> [Goal of the exercise]: Write the data out again in full, with no departure from the original.

> [Exercise material]:
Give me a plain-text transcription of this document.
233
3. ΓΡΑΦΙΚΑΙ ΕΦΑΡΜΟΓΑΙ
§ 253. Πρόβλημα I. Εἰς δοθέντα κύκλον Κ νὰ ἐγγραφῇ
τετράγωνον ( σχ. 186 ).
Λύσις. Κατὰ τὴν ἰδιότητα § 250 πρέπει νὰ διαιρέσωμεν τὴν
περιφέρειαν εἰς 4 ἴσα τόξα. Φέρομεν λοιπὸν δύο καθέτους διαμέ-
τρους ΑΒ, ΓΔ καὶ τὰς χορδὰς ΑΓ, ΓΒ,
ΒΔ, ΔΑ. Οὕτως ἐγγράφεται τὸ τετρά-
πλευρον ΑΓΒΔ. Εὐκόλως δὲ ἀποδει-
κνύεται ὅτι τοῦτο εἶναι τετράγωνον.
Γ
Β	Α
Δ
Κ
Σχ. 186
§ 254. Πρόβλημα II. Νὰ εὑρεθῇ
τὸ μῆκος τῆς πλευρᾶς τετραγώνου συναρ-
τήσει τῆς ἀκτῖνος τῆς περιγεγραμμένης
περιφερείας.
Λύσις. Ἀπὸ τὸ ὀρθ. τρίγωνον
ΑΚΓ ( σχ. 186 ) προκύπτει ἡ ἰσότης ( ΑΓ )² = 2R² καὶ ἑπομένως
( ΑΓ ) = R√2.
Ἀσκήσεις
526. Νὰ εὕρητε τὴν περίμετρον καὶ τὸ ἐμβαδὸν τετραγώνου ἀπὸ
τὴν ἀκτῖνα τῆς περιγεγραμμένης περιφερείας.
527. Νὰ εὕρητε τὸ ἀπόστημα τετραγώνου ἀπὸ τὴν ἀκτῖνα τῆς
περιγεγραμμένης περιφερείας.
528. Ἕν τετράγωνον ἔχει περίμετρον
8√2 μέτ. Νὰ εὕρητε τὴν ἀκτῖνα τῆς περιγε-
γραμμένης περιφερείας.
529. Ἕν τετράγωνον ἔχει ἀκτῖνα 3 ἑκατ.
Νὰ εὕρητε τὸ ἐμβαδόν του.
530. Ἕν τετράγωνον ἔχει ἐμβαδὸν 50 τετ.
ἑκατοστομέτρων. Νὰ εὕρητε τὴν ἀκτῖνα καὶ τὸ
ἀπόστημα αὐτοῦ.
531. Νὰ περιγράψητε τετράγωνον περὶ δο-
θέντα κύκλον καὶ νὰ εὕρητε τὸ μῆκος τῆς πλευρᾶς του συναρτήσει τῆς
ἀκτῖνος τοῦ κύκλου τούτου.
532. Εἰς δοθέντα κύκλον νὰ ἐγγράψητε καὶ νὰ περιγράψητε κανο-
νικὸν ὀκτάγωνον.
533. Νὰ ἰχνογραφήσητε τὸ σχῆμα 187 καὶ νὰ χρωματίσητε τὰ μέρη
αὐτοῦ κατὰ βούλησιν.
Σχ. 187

> [The response]:
Give me a plain-text transcription of this document.
233
3. ΓΡΑΦΙΚΑΙ ΕΦΑΡΜΟΓΑΙ
§ 253. Πρόβλημα I. Εἰς δοθέντα κύκλον Κ νὰ ἐγγραφῇ
τετράγωνον ( σχ. 186 ).
Λύσις. Κατὰ τὴν ἰδιότητα § 250 πρέπει νὰ διαιρέσωμεν τὴν
περιφέρειαν εἰς 4 ἴσα τόξα. Φέρομεν λοιπὸν δύο καθέτους διαμέ-
τρους ΑΒ, ΓΔ καὶ τὰς χορδὰς ΑΓ, ΓΒ,
ΒΔ, ΔΑ. Οὕτως ἐγγράφεται τὸ τετρά-
πλευρον ΑΓΒΔ. Εὐκόλως δὲ ἀποδει-
κνύεται ὅτι τοῦτο εἶναι τετράγωνον.
Γ
Β	Α
Δ
Κ
Σχ. 186
§ 254. Πρόβλημα II. Νὰ εὑρεθῇ
τὸ μῆκος τῆς πλευρᾶς τετραγώνου συναρ-
τήσει τῆς ἀκτῖνος τῆς περιγεγραμμένης
περιφερείας.
Λύσις. Ἀπὸ τὸ ὀρθ. τρίγωνον
ΑΚΓ ( σχ. 186 ) προκύπτει ἡ ἰσότης ( ΑΓ )² = 2R² καὶ ἑπομένως
( ΑΓ ) = R√2.
Ἀσκήσεις
526. Νὰ εὕρητε τὴν περίμετρον καὶ τὸ ἐμβαδὸν τετραγώνου ἀπὸ
τὴν ἀκτῖνα τῆς περιγεγραμμένης περιφερείας.
527. Νὰ εὕρητε τὸ ἀπόστημα τετραγώνου ἀπὸ τὴν ἀκτῖνα τῆς
περιγεγραμμένης περιφερείας.
528. Ἕν τετράγωνον ἔχει περίμετρον
8√2 μέτ. Νὰ εὕρητε τὴν ἀκτῖνα τῆς περιγε-
γραμμένης περιφερείας.
529. Ἕν τετράγωνον ἔχει ἀκτῖνα 3 ἑκατ.
Νὰ εὕρητε τὸ ἐμβαδόν του.
530. Ἕν τετράγωνον ἔχει ἐμβαδὸν 50 τετ.
ἑκατοστομέτρων. Νὰ εὕρητε τὴν ἀκτῖνα καὶ τὸ
ἀπόστημα αὐτοῦ.
531. Νὰ περιγράψητε τετράγωνον περὶ δο-
θέντα κύκλον καὶ νὰ εὕρητε τὸ μῆκος τῆς πλευρᾶς του συναρτήσει τῆς
ἀκτῖνος τοῦ κύκλου τούτου.
532. Εἰς δοθέντα κύκλον νὰ ἐγγράψητε καὶ νὰ περιγράψητε κανο-
νικὸν ὀκτάγωνον.
533. Νὰ ἰχνογραφήσητε τὸ σχῆμα 187 καὶ νὰ χρωματίσητε τὰ μέρη
αὐτοῦ κατὰ βούλησιν.
Σχ. 187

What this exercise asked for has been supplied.